[What is required] Extract each line from the entries below that has the string "Kadala" in it.

** Start of Supplied records **

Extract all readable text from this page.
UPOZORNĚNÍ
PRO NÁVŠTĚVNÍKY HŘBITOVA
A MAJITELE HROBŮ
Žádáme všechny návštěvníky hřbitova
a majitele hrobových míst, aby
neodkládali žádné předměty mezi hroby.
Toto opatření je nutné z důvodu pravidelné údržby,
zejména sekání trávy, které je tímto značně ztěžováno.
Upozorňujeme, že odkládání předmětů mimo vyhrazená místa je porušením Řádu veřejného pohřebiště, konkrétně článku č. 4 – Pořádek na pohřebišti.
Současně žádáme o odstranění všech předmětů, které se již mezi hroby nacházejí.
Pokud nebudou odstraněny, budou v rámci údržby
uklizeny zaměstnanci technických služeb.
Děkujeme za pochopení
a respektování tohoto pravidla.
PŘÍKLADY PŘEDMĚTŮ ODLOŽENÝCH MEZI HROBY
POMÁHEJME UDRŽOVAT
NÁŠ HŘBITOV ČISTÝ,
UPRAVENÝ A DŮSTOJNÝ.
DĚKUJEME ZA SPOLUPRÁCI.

** End of Supplied records **
** Start of Supplied records **

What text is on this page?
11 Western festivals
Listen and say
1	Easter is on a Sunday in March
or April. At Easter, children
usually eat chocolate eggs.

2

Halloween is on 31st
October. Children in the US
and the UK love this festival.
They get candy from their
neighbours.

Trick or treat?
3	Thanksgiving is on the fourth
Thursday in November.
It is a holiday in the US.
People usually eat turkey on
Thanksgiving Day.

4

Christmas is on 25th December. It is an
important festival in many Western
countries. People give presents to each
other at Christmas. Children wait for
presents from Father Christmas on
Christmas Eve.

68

** End of Supplied records **
** Start of Supplied records **

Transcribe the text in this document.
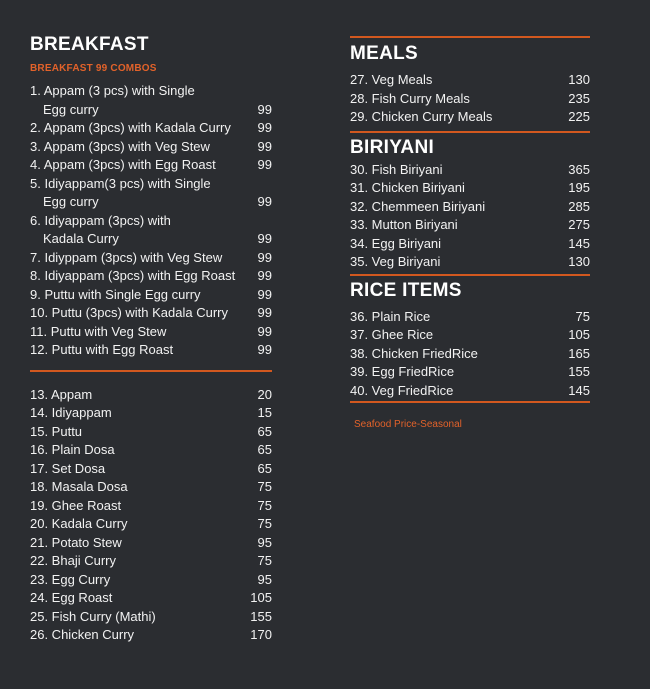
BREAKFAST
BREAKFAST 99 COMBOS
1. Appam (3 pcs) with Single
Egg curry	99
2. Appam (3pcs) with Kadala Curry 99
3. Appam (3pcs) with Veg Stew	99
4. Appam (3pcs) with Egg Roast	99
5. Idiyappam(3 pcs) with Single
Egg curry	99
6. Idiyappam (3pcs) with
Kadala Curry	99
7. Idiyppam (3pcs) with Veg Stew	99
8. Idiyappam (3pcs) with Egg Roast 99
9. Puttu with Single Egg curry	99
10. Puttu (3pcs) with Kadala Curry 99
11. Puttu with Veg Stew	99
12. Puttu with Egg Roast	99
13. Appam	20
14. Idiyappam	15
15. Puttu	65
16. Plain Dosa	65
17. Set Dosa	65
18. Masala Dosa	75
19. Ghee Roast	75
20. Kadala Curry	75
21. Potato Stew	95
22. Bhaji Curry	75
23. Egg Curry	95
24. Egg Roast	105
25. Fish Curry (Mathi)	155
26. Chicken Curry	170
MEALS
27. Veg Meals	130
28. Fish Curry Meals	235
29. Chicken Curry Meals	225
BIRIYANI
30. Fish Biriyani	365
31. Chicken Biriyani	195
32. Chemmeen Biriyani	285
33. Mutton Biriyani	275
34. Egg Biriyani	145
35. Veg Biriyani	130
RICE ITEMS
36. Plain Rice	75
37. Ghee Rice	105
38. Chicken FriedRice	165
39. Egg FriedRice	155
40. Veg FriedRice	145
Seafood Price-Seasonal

** End of Supplied records **

[Problem solution]
2. Appam (3pcs) with Kadala Curry 99
Kadala Curry	99
10. Puttu (3pcs) with Kadala Curry 99
20. Kadala Curry	75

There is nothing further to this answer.